Short problem: Copy every line of the listing that holds the string "name".

Supplied material:
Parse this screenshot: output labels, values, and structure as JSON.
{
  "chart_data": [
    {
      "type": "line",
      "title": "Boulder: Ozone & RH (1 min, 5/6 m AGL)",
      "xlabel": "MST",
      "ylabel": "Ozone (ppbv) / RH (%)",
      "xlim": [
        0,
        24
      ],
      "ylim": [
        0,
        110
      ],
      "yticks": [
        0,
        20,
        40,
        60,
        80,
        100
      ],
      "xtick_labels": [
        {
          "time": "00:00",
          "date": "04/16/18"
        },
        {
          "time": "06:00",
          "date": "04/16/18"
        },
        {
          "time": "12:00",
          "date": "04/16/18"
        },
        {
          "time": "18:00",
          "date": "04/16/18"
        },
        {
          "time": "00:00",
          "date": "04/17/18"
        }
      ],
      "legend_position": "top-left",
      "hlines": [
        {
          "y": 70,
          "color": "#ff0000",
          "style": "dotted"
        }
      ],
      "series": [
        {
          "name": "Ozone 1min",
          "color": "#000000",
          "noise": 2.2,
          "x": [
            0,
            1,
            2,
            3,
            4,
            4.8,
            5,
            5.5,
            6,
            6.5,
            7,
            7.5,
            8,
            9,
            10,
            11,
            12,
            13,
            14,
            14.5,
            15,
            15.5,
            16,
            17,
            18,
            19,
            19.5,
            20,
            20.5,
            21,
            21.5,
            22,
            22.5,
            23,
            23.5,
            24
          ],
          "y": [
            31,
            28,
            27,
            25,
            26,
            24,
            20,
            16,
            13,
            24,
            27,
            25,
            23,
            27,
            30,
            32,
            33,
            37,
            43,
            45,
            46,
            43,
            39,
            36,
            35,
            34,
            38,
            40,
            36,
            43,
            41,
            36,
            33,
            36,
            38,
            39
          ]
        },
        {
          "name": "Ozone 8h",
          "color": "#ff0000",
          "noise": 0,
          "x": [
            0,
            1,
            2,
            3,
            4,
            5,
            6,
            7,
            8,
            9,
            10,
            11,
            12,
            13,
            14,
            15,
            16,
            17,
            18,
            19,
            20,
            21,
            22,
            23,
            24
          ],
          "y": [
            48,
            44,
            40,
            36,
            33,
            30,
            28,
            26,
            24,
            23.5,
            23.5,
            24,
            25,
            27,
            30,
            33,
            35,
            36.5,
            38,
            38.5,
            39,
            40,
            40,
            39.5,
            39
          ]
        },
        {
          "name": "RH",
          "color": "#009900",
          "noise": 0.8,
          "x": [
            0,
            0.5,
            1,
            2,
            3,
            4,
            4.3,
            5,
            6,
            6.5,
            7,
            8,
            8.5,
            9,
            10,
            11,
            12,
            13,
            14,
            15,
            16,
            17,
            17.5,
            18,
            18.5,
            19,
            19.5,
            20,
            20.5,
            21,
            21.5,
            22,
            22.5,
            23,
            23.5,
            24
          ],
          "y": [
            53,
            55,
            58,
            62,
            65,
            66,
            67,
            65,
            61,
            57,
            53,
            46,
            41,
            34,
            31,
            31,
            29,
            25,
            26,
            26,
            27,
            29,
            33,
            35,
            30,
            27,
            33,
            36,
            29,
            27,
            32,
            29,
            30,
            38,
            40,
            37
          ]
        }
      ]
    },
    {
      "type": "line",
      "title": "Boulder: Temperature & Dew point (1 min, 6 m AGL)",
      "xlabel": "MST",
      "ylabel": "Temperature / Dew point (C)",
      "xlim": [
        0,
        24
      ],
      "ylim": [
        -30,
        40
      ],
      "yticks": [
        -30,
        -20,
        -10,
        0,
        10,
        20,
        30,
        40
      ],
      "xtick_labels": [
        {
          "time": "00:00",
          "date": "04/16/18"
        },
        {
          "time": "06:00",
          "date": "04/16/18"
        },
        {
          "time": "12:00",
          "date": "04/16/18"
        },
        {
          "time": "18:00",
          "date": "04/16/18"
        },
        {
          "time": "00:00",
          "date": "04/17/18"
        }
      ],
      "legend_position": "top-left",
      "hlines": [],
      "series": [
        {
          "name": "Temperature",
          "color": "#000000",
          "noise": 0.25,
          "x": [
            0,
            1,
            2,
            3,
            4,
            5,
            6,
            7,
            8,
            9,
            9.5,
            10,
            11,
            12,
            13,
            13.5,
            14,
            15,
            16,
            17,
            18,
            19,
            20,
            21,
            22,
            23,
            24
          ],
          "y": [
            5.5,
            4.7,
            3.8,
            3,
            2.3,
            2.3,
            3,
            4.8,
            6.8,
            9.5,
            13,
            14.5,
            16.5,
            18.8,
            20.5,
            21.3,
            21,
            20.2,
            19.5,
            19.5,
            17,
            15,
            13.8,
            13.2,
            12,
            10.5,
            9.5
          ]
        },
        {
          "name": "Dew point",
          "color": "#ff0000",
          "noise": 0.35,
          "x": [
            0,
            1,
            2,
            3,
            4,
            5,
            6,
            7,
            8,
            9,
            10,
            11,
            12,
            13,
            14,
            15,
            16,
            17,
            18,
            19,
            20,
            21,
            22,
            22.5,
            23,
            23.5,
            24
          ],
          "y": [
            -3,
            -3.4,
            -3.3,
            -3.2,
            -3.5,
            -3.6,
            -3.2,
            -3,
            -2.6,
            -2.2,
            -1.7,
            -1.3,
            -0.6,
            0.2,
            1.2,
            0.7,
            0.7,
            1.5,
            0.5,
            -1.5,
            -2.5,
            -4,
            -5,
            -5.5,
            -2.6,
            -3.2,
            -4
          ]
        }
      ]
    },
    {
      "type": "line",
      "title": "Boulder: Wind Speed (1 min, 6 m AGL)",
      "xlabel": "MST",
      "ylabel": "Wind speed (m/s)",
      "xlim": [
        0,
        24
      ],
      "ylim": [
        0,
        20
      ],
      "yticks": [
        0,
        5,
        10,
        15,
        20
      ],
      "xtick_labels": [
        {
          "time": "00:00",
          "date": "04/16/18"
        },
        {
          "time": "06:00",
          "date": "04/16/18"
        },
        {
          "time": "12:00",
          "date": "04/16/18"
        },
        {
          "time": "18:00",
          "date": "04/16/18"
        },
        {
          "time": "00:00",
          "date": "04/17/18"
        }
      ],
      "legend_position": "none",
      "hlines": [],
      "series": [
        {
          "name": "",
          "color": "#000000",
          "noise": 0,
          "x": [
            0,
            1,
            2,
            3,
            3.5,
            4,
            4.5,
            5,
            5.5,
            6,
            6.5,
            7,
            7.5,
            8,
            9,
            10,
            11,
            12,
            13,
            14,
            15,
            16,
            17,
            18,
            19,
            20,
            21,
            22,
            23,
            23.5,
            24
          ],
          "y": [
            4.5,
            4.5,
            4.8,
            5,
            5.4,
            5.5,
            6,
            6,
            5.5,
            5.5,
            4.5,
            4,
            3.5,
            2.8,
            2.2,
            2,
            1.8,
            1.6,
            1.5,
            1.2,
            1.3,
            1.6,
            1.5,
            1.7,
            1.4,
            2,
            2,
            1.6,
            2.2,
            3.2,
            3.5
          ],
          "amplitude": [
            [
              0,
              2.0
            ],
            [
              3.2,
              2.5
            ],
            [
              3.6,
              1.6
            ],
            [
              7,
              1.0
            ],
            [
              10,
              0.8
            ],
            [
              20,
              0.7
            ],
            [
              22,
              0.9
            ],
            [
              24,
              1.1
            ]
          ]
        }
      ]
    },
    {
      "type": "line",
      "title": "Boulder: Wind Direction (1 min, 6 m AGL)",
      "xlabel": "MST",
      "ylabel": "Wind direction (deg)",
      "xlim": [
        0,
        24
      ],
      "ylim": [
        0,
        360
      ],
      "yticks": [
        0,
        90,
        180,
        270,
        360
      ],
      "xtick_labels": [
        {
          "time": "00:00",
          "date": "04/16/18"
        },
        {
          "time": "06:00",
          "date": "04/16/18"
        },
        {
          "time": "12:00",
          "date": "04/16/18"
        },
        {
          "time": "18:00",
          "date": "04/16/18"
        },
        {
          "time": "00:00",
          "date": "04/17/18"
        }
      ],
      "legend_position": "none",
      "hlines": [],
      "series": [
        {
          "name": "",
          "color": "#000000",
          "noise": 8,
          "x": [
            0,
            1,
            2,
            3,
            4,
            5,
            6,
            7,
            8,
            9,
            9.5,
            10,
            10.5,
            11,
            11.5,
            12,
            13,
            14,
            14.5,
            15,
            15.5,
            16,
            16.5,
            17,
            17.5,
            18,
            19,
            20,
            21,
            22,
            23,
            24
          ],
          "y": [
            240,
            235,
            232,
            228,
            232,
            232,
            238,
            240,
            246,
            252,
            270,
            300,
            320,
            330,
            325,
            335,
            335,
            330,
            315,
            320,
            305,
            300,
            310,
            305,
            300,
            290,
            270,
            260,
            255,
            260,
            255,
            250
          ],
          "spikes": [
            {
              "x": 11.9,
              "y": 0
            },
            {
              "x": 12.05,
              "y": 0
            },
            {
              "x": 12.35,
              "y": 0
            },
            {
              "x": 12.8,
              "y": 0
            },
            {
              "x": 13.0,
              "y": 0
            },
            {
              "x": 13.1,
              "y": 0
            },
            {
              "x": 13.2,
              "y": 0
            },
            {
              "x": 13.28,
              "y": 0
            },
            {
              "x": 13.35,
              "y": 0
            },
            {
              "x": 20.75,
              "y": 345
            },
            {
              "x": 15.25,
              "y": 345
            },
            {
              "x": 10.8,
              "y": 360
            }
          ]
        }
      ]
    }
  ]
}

Completed task:
          "name": "Ozone 1min",
          "name": "Ozone 8h",
          "name": "RH",
          "name": "Temperature",
          "name": "Dew point",
          "name": "",
          "name": "",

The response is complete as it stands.